→ **Kutipan Teks**:
_ _ _ _ _ _ _

Membuat kita berpikir dua kali.
Dari
segi alur, harus saya akui pembawaannya cukup menarik. Little
things made up the big one. Banyak kejadian yang sepertinya tidak
berhubungan tapi sesungguhnya kausatif. Saya pribadi suka bagian
kebakaran kebun jambu mete milik keluarga Vito. Bagian ini memang
singkat, tapi mengena buat saya karena di sini menunjukkan
kesetiakawanan para pemuda SMP yang hanya bertujuh itu. (Or I just
have a thing for fire and arsons.) Ah, seandainya bagian ini
dibuat sedikit lebih panjang dengan menceritakan bagaimana tepatnya
teman-teman Vito sampai ke dalam kebun itu.
Yang
cukup saya sayangkan adalah bagian terakhir novel ini, di mana
teman-teman Vito harus bertanding futsal semetara Vito dibawa ke
Samarinda. Memang fokus cerita adalah Vito, tapi menurut saya usaha
mereka main futsal patut diberi porsi yang lebih. Di novel,
seakan-akan hanya diceritakan bahwa mereka datang, bertanding, kalah.

_ _ _ _ _ _ _

→ **Tugas Latihan 1**: Salin tanpa perubahan bagian kutipan ulasan novel di atas, mulai dari "Membuat kita berpikir" dan berakhir pada "dalam kebun itu.".

→ **Entri Tersedia**:
_ _ _ _ _ _ _

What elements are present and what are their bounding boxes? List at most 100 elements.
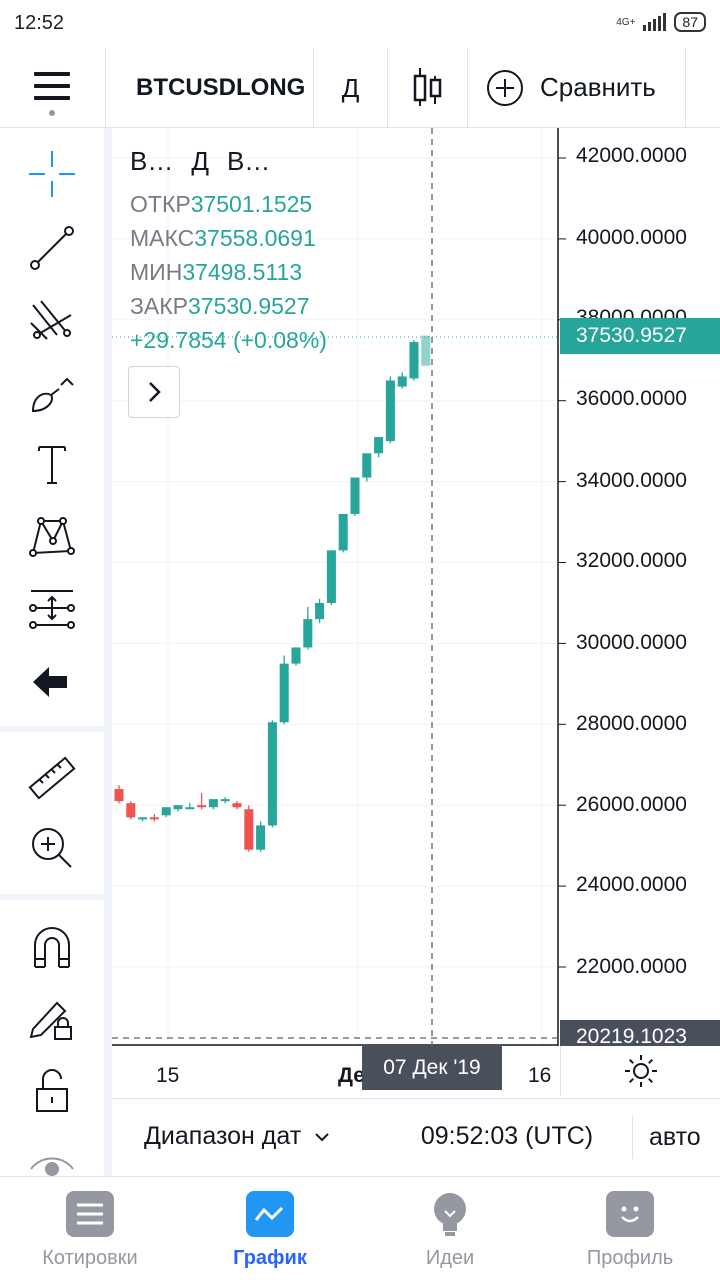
plus-circle-icon xyxy=(487,69,523,106)
nav-label: График xyxy=(233,1247,307,1269)
candle-body xyxy=(362,453,372,478)
text-icon xyxy=(38,446,66,484)
candle-body xyxy=(315,602,325,620)
nav-chart[interactable]: График xyxy=(180,1177,360,1280)
dot-icon xyxy=(49,110,55,116)
crosshair-tool[interactable] xyxy=(22,144,82,204)
price-tick: 30000.0000 xyxy=(576,631,687,654)
nav-label: Профиль xyxy=(586,1247,674,1269)
price-tick: 22000.0000 xyxy=(576,955,687,978)
legend-low: МИН37498.5113 xyxy=(130,259,303,285)
price-tick: 34000.0000 xyxy=(576,469,687,492)
chart-legend: В… Д В… ОТКР37501.1525 МАКС37558.0691 МИ… xyxy=(130,146,327,357)
smiley-icon xyxy=(606,1191,654,1237)
pencil-lock-icon xyxy=(29,1001,72,1040)
auto-scale-toggle[interactable]: авто xyxy=(632,1114,701,1159)
back-tool[interactable] xyxy=(22,652,82,712)
visibility-tool[interactable] xyxy=(22,1132,82,1192)
trend-line-icon xyxy=(30,226,74,270)
arrow-left-icon xyxy=(33,667,67,697)
price-tick: 40000.0000 xyxy=(576,226,687,249)
candle-body xyxy=(244,809,254,850)
nav-ideas[interactable]: Идеи xyxy=(360,1177,540,1280)
price-chart[interactable] xyxy=(112,128,720,1046)
candle-body xyxy=(220,799,230,802)
legend-open: ОТКР37501.1525 xyxy=(130,191,313,217)
text-tool[interactable] xyxy=(22,434,82,494)
price-tick: 26000.0000 xyxy=(576,793,687,816)
pattern-icon xyxy=(29,517,75,557)
magnet-tool[interactable] xyxy=(22,918,82,978)
date-range-label: Диапазон дат xyxy=(144,1122,302,1150)
candle-body xyxy=(173,805,183,810)
legend-expand-button[interactable] xyxy=(128,366,180,418)
chart-settings-button[interactable] xyxy=(560,1046,720,1096)
network-type: 4G+ xyxy=(616,16,636,28)
interval-selector[interactable]: Д xyxy=(314,48,388,128)
status-indicators: 4G+ 87 xyxy=(616,12,706,32)
candle-body xyxy=(267,722,277,826)
candle-body xyxy=(138,817,148,820)
toolbar-divider xyxy=(0,726,104,732)
crosshair-price-label: 20219.1023 xyxy=(560,1020,720,1046)
chart-type-button[interactable] xyxy=(388,48,468,128)
levels-icon xyxy=(29,590,75,629)
candle-body xyxy=(185,807,195,810)
ruler-tool[interactable] xyxy=(22,748,82,808)
drawing-toolbar xyxy=(0,128,104,1176)
zoom-tool[interactable] xyxy=(22,818,82,878)
unlock-icon xyxy=(36,1069,68,1112)
chart-toolbar: BTCUSDLONG Д Сравнить xyxy=(0,48,720,128)
nav-watchlist[interactable]: Котировки xyxy=(0,1177,180,1280)
candle-body xyxy=(303,619,313,648)
legend-symbol[interactable]: В… xyxy=(130,146,174,176)
nav-label: Котировки xyxy=(42,1247,138,1269)
candles-icon xyxy=(413,68,441,106)
candle-body xyxy=(350,477,360,514)
brush-icon xyxy=(31,377,74,413)
time-tick: 15 xyxy=(156,1064,180,1087)
compare-button[interactable]: Сравнить xyxy=(468,48,686,127)
nav-profile[interactable]: Профиль xyxy=(540,1177,720,1280)
legend-high: МАКС37558.0691 xyxy=(130,225,316,251)
symbol-selector[interactable]: BTCUSDLONG xyxy=(106,48,314,128)
crosshair-lines xyxy=(112,128,558,1046)
brush-tool[interactable] xyxy=(22,362,82,422)
menu-button[interactable] xyxy=(0,48,106,128)
more-button[interactable] xyxy=(686,48,720,127)
date-range-button[interactable]: Диапазон дат xyxy=(112,1122,392,1151)
pitchfork-tool[interactable] xyxy=(22,290,82,350)
nav-label: Идеи xyxy=(425,1247,475,1269)
signal-icon xyxy=(643,13,667,31)
candle-body xyxy=(232,803,242,808)
crosshair-date-label: 07 Дек '19 xyxy=(362,1046,502,1090)
measure-levels-tool[interactable] xyxy=(22,578,82,638)
lock-tool[interactable] xyxy=(22,1060,82,1120)
chart-icon xyxy=(246,1191,294,1237)
pitchfork-icon xyxy=(30,300,72,340)
candle-body xyxy=(338,513,348,551)
lightbulb-icon xyxy=(426,1191,474,1237)
candle-body xyxy=(291,647,301,664)
status-time: 12:52 xyxy=(14,12,65,34)
chart-pane[interactable] xyxy=(112,128,720,1046)
ruler-icon xyxy=(28,756,76,800)
trend-line-tool[interactable] xyxy=(22,218,82,278)
candle-body xyxy=(126,803,136,818)
utc-clock[interactable]: 09:52:03 (UTC) xyxy=(420,1122,594,1150)
bottom-navigation: Котировки График Идеи Профиль xyxy=(0,1176,720,1280)
candle-body xyxy=(208,799,218,808)
pattern-tool[interactable] xyxy=(22,506,82,566)
magnet-icon xyxy=(34,927,70,968)
candle-body xyxy=(279,663,289,723)
list-icon xyxy=(66,1191,114,1237)
battery-indicator: 87 xyxy=(674,12,706,32)
candle-body xyxy=(326,550,336,603)
candle-body xyxy=(149,817,159,820)
eye-icon xyxy=(30,1157,74,1176)
candle-body xyxy=(385,380,395,442)
candle-body xyxy=(161,807,171,816)
candle-body xyxy=(114,789,124,802)
lock-drawings-tool[interactable] xyxy=(22,990,82,1050)
chart-grid xyxy=(112,128,566,1046)
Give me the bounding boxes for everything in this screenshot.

_ _ _ _ _ _ _

→ **Tugas Latihan 2**: Tuliskan kembali hanya baris-baris entri mulai dari baris yang memuat "plus-circle-icon xyxy=(487,69,523,106)" dan berakhir pada baris yang memuat "dot-icon xyxy=(49,110,55,116)". Ganti "candle-body" dengan "candle-bar" dan biarkan bagian lain tetap sama.

→ **Hasil Latihan 1**:
Membuat kita berpikir dua kali.
Dari
segi alur, harus saya akui pembawaannya cukup menarik. Little
things made up the big one. Banyak kejadian yang sepertinya tidak
berhubungan tapi sesungguhnya kausatif. Saya pribadi suka bagian
kebakaran kebun jambu mete milik keluarga Vito. Bagian ini memang
singkat, tapi mengena buat saya karena di sini menunjukkan
kesetiakawanan para pemuda SMP yang hanya bertujuh itu. (Or I just
have a thing for fire and arsons.) Ah, seandainya bagian ini
dibuat sedikit lebih panjang dengan menceritakan bagaimana tepatnya
teman-teman Vito sampai ke dalam kebun itu.

→ **Hasil Latihan 2**:
plus-circle-icon xyxy=(487,69,523,106)
nav-label: График xyxy=(233,1247,307,1269)
candle-bar xyxy=(362,453,372,478)
text-icon xyxy=(38,446,66,484)
candle-bar xyxy=(315,602,325,620)
nav-chart[interactable]: График xyxy=(180,1177,360,1280)
dot-icon xyxy=(49,110,55,116)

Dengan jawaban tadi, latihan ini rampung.